All records should be reproduced verbatim.
-- RECORDS PROVIDED start --
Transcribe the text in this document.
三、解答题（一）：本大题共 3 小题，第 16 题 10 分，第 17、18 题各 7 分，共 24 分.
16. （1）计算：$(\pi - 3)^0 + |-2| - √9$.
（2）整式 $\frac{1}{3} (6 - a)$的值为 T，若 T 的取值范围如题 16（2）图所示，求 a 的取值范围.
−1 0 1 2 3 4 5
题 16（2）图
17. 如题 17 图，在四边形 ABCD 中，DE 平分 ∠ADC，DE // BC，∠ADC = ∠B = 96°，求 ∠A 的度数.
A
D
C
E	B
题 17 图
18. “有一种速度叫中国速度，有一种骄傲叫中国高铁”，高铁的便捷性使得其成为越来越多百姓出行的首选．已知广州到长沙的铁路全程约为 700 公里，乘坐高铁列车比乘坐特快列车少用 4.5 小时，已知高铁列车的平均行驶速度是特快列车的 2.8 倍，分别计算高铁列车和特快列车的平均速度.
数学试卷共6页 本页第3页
-- RECORDS PROVIDED end --
- **REPLY**:
Transcribe the text in this document.
三、解答题（一）：本大题共 3 小题，第 16 题 10 分，第 17、18 题各 7 分，共 24 分.
16. （1）计算：$(\pi - 3)^0 + |-2| - √9$.
（2）整式 $\frac{1}{3} (6 - a)$的值为 T，若 T 的取值范围如题 16（2）图所示，求 a 的取值范围.
−1 0 1 2 3 4 5
题 16（2）图
17. 如题 17 图，在四边形 ABCD 中，DE 平分 ∠ADC，DE // BC，∠ADC = ∠B = 96°，求 ∠A 的度数.
A
D
C
E	B
题 17 图
18. “有一种速度叫中国速度，有一种骄傲叫中国高铁”，高铁的便捷性使得其成为越来越多百姓出行的首选．已知广州到长沙的铁路全程约为 700 公里，乘坐高铁列车比乘坐特快列车少用 4.5 小时，已知高铁列车的平均行驶速度是特快列车的 2.8 倍，分别计算高铁列车和特快列车的平均速度.
数学试卷共6页 本页第3页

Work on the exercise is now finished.